Work to complete
Locate every line below that contains the word "name" and copy it.

Saved entries
···
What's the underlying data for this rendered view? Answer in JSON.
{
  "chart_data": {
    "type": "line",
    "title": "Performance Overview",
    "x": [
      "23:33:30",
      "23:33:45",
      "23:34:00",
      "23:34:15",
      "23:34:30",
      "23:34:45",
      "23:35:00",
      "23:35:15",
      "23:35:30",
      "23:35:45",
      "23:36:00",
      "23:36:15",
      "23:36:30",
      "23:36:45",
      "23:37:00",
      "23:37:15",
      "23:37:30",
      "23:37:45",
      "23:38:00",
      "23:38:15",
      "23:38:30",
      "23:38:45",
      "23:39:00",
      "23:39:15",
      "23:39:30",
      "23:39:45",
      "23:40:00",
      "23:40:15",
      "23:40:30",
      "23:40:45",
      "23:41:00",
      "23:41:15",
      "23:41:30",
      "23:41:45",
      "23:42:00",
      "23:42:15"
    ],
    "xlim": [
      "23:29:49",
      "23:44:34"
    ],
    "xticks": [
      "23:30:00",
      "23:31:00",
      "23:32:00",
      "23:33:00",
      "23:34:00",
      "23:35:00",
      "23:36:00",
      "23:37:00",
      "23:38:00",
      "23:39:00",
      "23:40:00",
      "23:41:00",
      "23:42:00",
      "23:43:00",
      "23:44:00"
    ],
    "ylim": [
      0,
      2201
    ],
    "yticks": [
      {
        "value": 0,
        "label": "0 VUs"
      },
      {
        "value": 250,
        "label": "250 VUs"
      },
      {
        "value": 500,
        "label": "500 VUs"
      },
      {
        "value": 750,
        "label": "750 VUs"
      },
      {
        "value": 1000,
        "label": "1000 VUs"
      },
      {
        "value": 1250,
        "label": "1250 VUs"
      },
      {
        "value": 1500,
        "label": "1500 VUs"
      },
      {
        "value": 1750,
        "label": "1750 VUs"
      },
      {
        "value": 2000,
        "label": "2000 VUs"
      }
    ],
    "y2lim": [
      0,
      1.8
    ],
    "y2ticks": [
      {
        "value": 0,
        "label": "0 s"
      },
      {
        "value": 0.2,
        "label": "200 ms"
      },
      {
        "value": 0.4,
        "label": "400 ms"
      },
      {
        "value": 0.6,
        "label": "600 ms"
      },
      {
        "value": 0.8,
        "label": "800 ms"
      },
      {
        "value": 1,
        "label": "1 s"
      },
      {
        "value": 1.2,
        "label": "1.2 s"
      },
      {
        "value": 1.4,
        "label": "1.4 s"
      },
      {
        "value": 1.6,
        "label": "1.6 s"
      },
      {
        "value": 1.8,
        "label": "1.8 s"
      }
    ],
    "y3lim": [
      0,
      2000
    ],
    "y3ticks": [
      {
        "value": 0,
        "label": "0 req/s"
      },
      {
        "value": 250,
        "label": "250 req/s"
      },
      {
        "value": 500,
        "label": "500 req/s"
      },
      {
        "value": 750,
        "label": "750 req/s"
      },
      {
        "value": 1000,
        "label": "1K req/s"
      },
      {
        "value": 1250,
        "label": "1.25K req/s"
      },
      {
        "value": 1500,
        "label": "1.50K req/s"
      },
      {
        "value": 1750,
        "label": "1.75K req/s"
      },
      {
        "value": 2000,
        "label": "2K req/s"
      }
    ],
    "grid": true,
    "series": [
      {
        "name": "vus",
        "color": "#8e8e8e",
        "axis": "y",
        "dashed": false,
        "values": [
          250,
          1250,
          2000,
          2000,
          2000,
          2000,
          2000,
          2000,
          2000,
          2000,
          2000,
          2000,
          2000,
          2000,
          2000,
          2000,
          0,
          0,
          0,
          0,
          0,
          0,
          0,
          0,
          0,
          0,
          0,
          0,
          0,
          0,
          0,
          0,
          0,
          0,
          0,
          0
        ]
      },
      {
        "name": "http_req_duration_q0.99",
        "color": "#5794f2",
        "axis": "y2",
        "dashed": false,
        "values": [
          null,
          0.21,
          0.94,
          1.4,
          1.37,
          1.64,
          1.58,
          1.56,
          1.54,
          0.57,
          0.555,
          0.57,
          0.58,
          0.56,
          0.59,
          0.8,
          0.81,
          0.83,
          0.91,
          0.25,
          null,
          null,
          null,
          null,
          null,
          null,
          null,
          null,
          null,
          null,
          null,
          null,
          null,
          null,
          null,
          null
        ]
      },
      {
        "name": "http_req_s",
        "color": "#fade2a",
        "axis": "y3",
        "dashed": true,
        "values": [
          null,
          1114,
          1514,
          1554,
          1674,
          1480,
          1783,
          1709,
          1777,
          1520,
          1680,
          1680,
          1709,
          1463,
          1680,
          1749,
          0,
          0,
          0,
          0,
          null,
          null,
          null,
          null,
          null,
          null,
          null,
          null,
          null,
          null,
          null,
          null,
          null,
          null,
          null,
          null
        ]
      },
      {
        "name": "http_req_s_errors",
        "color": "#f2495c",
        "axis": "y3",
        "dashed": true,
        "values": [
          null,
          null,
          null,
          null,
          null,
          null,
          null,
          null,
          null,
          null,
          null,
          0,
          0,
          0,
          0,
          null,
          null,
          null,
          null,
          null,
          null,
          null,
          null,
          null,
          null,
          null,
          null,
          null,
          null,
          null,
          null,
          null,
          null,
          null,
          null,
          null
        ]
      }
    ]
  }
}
···
Full answer
        "name": "vus",
        "name": "http_req_duration_q0.99",
        "name": "http_req_s",
        "name": "http_req_s_errors",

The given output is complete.